- Short task
Write out the material exactly, with the pictures left out.

[Items from a dataset]

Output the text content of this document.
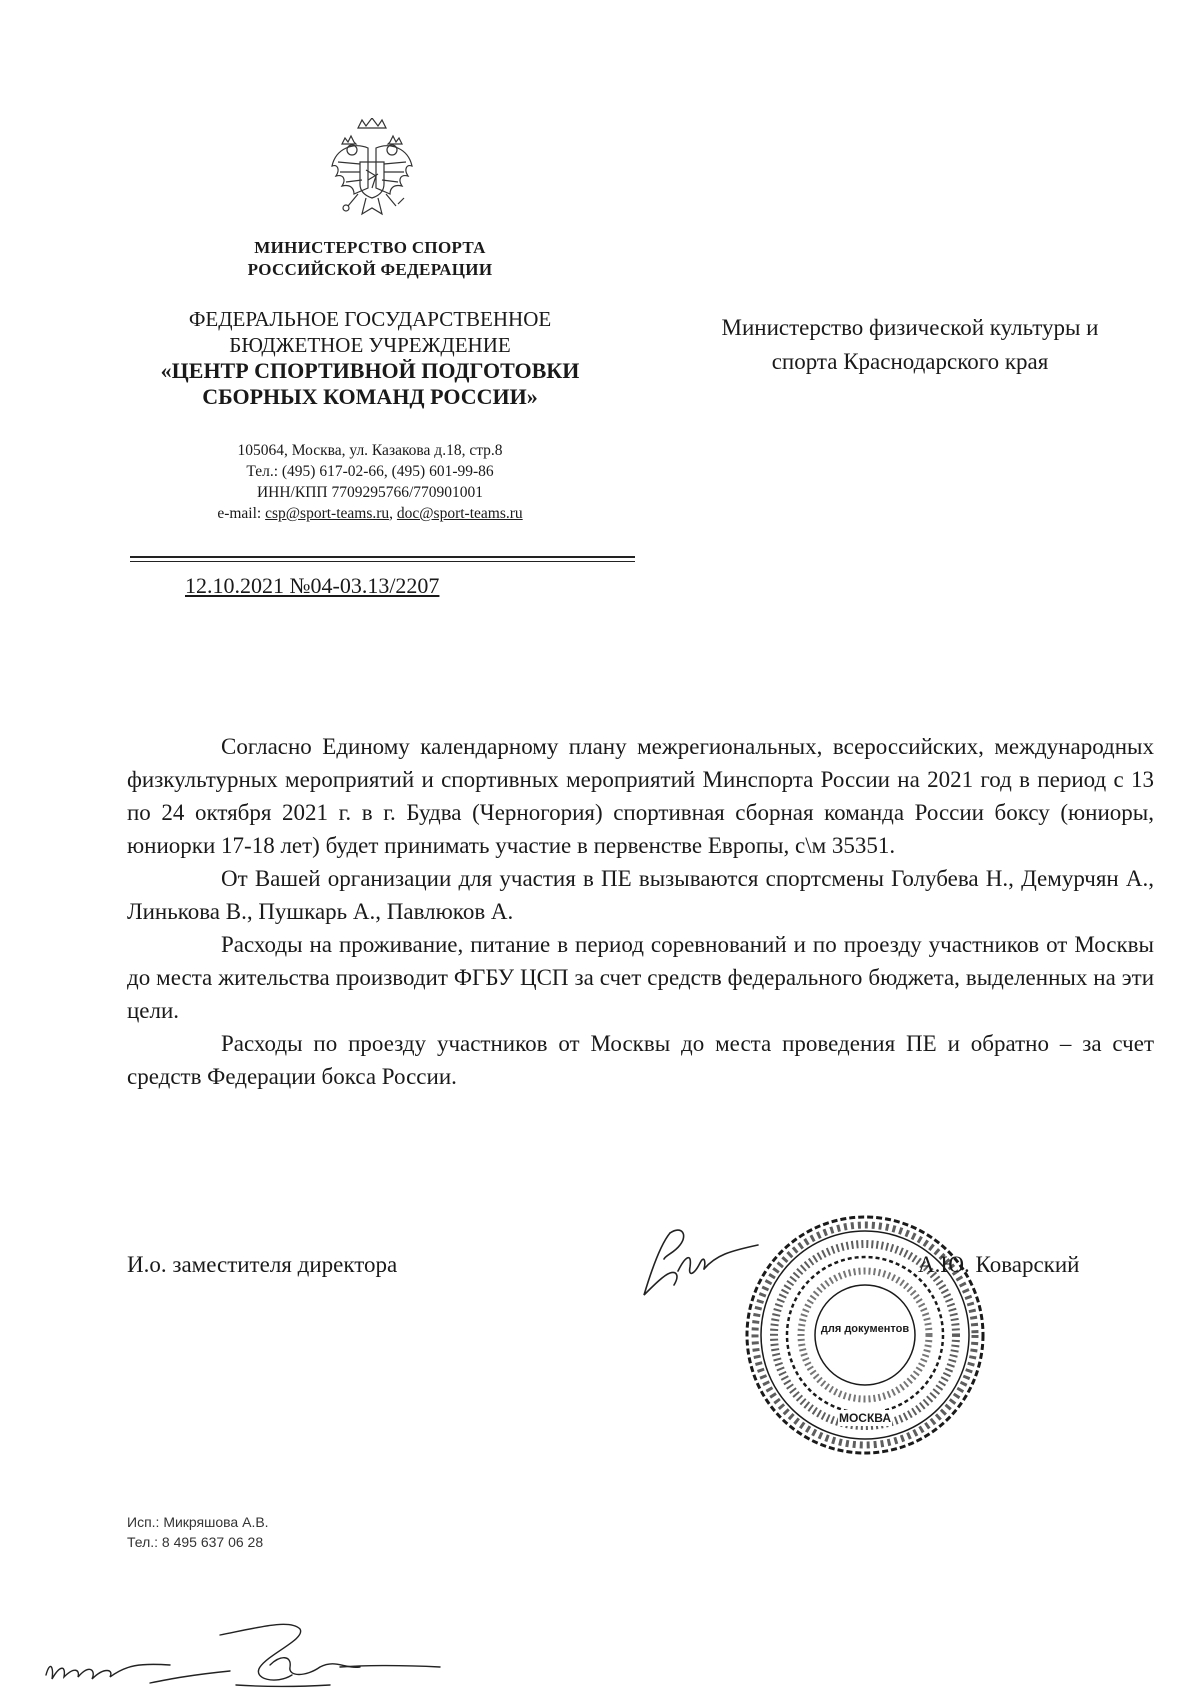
МИНИСТЕРСТВО СПОРТА
РОССИЙСКОЙ ФЕДЕРАЦИИ
ФЕДЕРАЛЬНОЕ ГОСУДАРСТВЕННОЕ
БЮДЖЕТНОЕ УЧРЕЖДЕНИЕ
«ЦЕНТР СПОРТИВНОЙ ПОДГОТОВКИ
СБОРНЫХ КОМАНД РОССИИ»
105064, Москва, ул. Казакова д.18, стр.8
Тел.: (495) 617-02-66, (495) 601-99-86
ИНН/КПП 7709295766/770901001
e-mail: csp@sport-teams.ru, doc@sport-teams.ru
12.10.2021 №04-03.13/2207
Министерство физической культуры и
спорта Краснодарского края

Согласно Единому календарному плану межрегиональных, всероссийских, международных физкультурных мероприятий и спортивных мероприятий Минспорта России на 2021 год в период с 13 по 24 октября 2021 г. в г. Будва (Черногория) спортивная сборная команда России боксу (юниоры, юниорки 17-18 лет) будет принимать участие в первенстве Европы, с\м 35351.

От Вашей организации для участия в ПЕ вызываются спортсмены Голубева Н., Демурчян А., Линькова В., Пушкарь А., Павлюков А.

Расходы на проживание, питание в период соревнований и по проезду участников от Москвы до места жительства производит ФГБУ ЦСП за счет средств федерального бюджета, выделенных на эти цели.

Расходы по проезду участников от Москвы до места проведения ПЕ и обратно – за счет средств Федерации бокса России.

И.о. заместителя директора
для документов
МОСКВА
А.Ю. Коварский
Исп.: Микряшова А.В.
Тел.: 8 495 637 06 28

- Written solution
Output the text content of this document.
МИНИСТЕРСТВО СПОРТА
РОССИЙСКОЙ ФЕДЕРАЦИИ
ФЕДЕРАЛЬНОЕ ГОСУДАРСТВЕННОЕ
БЮДЖЕТНОЕ УЧРЕЖДЕНИЕ
«ЦЕНТР СПОРТИВНОЙ ПОДГОТОВКИ
СБОРНЫХ КОМАНД РОССИИ»
105064, Москва, ул. Казакова д.18, стр.8
Тел.: (495) 617-02-66, (495) 601-99-86
ИНН/КПП 7709295766/770901001
e-mail: csp@sport-teams.ru, doc@sport-teams.ru
12.10.2021 №04-03.13/2207
Министерство физической культуры и
спорта Краснодарского края

Согласно Единому календарному плану межрегиональных, всероссийских, международных физкультурных мероприятий и спортивных мероприятий Минспорта России на 2021 год в период с 13 по 24 октября 2021 г. в г. Будва (Черногория) спортивная сборная команда России боксу (юниоры, юниорки 17-18 лет) будет принимать участие в первенстве Европы, с\м 35351.

От Вашей организации для участия в ПЕ вызываются спортсмены Голубева Н., Демурчян А., Линькова В., Пушкарь А., Павлюков А.

Расходы на проживание, питание в период соревнований и по проезду участников от Москвы до места жительства производит ФГБУ ЦСП за счет средств федерального бюджета, выделенных на эти цели.

Расходы по проезду участников от Москвы до места проведения ПЕ и обратно – за счет средств Федерации бокса России.

И.о. заместителя директора
для документов
МОСКВА
А.Ю. Коварский
Исп.: Микряшова А.В.
Тел.: 8 495 637 06 28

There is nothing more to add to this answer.